>> Start Dataset records

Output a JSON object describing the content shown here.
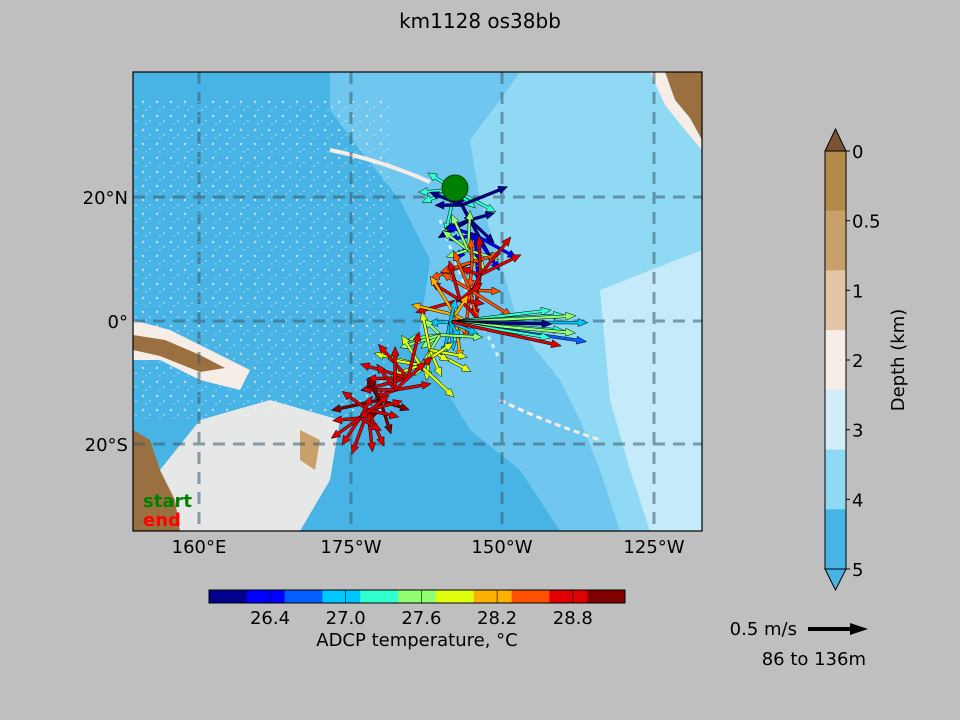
{
  "title": "km1128 os38bb",
  "map": {
    "x_ticks": [
      "160°E",
      "175°W",
      "150°W",
      "125°W"
    ],
    "y_ticks": [
      "20°N",
      "0°",
      "20°S"
    ],
    "legend_start": "start",
    "legend_end": "end",
    "colors": {
      "deep_ocean": "#48b4e6",
      "mid_ocean": "#6fc7ef",
      "shallow_ocean": "#8fd9f5",
      "shelf": "#d2eefb",
      "coast": "#f7ede7",
      "land": "#9a7040",
      "start_marker": "#008000",
      "start_label": "#008000",
      "end_label": "#ff0000"
    }
  },
  "depth_colorbar": {
    "label": "Depth (km)",
    "ticks": [
      "0",
      "0.5",
      "1",
      "2",
      "3",
      "4",
      "5"
    ],
    "colors": [
      "#b48a4a",
      "#c8a06a",
      "#e2c6a6",
      "#f7ede7",
      "#d2eefb",
      "#8fd9f5",
      "#48b4e6"
    ],
    "extend_top_color": "#7a5432",
    "extend_bottom_color": "#48b4e6"
  },
  "temperature_colorbar": {
    "label": "ADCP temperature, °C",
    "ticks": [
      "26.4",
      "27.0",
      "27.6",
      "28.2",
      "28.8"
    ],
    "colors": [
      "#00008f",
      "#0000ff",
      "#0060ff",
      "#00c8ff",
      "#30ffcf",
      "#90ff70",
      "#e0ff10",
      "#ffb000",
      "#ff5000",
      "#e00000",
      "#800000"
    ]
  },
  "scale_arrow": {
    "label": "0.5 m/s",
    "depth_range": "86 to 136m"
  }
}
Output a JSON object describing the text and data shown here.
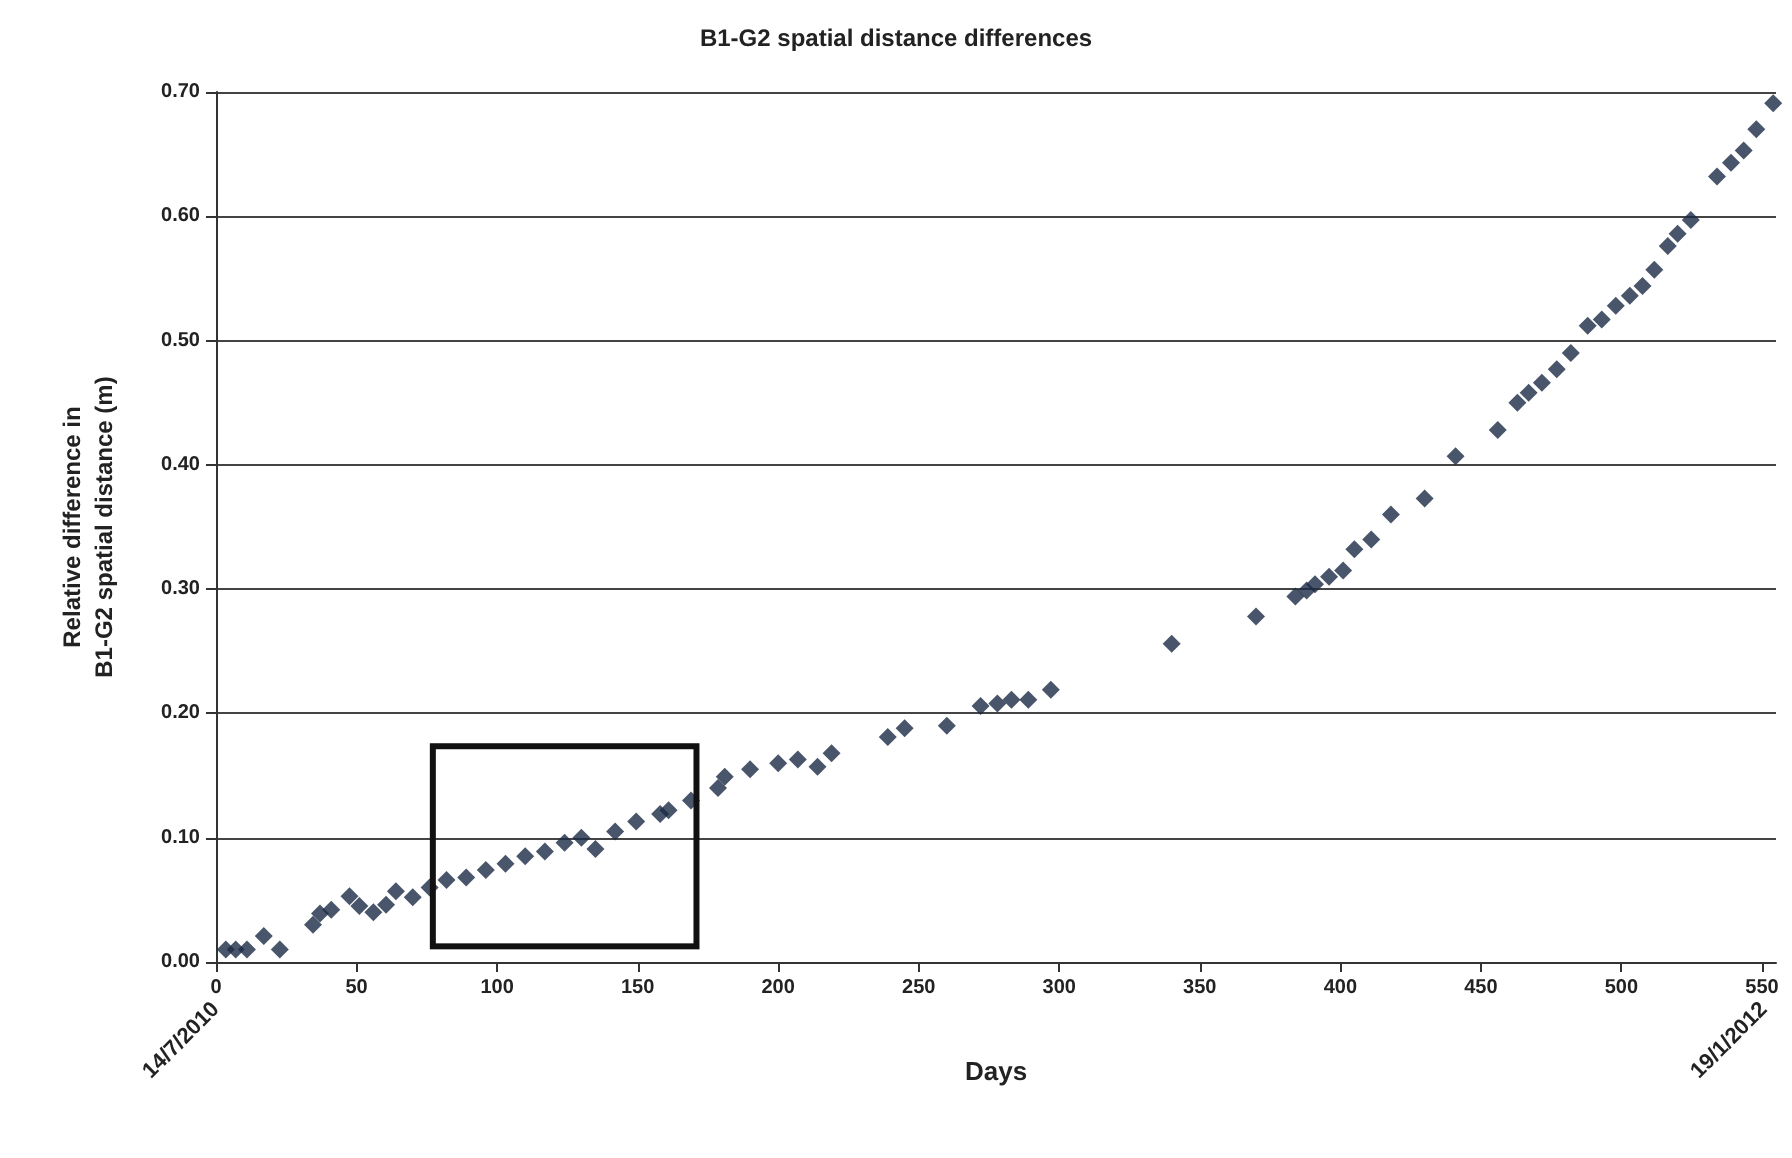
{
  "chart_data": {
    "type": "scatter",
    "title": "B1-G2 spatial distance differences",
    "xlabel": "Days",
    "ylabel": "Relative difference in B1-G2 spatial distance (m)",
    "x": [
      3.5,
      7,
      11,
      17,
      22.7,
      34.5,
      37,
      41,
      47.5,
      51,
      56,
      60.5,
      64,
      70,
      76,
      82,
      89,
      96,
      103,
      110,
      117,
      124,
      130,
      135,
      142,
      149.5,
      158,
      161,
      169,
      178.6,
      181,
      190,
      200,
      207,
      214,
      219,
      239,
      245,
      260,
      272,
      278,
      283,
      289,
      297,
      340,
      370,
      384,
      388,
      391,
      396,
      401,
      405,
      411,
      418,
      430,
      441,
      456,
      463,
      467,
      471.7,
      477,
      482,
      488,
      493,
      498,
      503,
      507.5,
      511.7,
      516.5,
      520,
      524.7,
      534,
      539,
      543.5,
      548,
      554
    ],
    "values": [
      0.01,
      0.01,
      0.01,
      0.021,
      0.01,
      0.03,
      0.039,
      0.042,
      0.053,
      0.045,
      0.04,
      0.046,
      0.057,
      0.052,
      0.06,
      0.066,
      0.068,
      0.074,
      0.079,
      0.085,
      0.089,
      0.096,
      0.1,
      0.091,
      0.105,
      0.113,
      0.119,
      0.122,
      0.13,
      0.14,
      0.149,
      0.155,
      0.16,
      0.163,
      0.157,
      0.168,
      0.181,
      0.188,
      0.19,
      0.206,
      0.208,
      0.211,
      0.211,
      0.219,
      0.256,
      0.278,
      0.294,
      0.299,
      0.304,
      0.31,
      0.315,
      0.332,
      0.34,
      0.36,
      0.373,
      0.407,
      0.428,
      0.45,
      0.458,
      0.466,
      0.477,
      0.49,
      0.512,
      0.517,
      0.528,
      0.536,
      0.544,
      0.557,
      0.576,
      0.586,
      0.597,
      0.632,
      0.643,
      0.653,
      0.67,
      0.691
    ],
    "color": "#1c2a45",
    "marker": "diamond",
    "grid": "y",
    "xlim": [
      0,
      555
    ],
    "xticks": [
      0,
      50,
      100,
      150,
      200,
      250,
      300,
      350,
      400,
      450,
      500,
      550
    ],
    "ylim": [
      0,
      0.7
    ],
    "yticks": [
      {
        "value": 0,
        "label": "0.00"
      },
      {
        "value": 0.1,
        "label": "0.10"
      },
      {
        "value": 0.2,
        "label": "0.20"
      },
      {
        "value": 0.3,
        "label": "0.30"
      },
      {
        "value": 0.4,
        "label": "0.40"
      },
      {
        "value": 0.5,
        "label": "0.50"
      },
      {
        "value": 0.6,
        "label": "0.60"
      },
      {
        "value": 0.7,
        "label": "0.70"
      }
    ],
    "annotations": [
      "14/7/2010",
      "19/1/2012"
    ]
  }
}
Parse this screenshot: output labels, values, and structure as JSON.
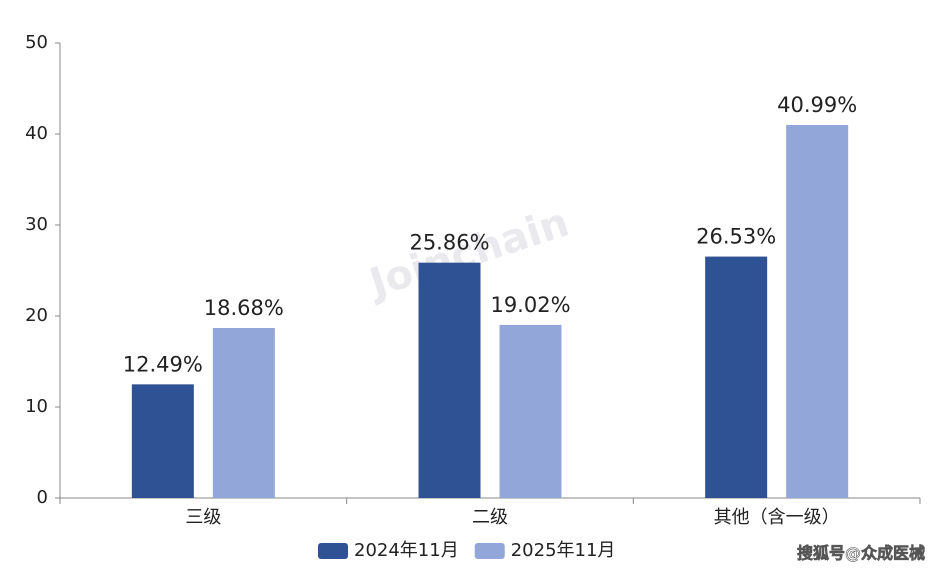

>> End Dataset records

* Task to carry out *
Copy each line of the listing that holds the word "title".

* Answer to this problem *
  "title": "km1128 os38bb",
    "title": "B1-G2 spatial distance differences",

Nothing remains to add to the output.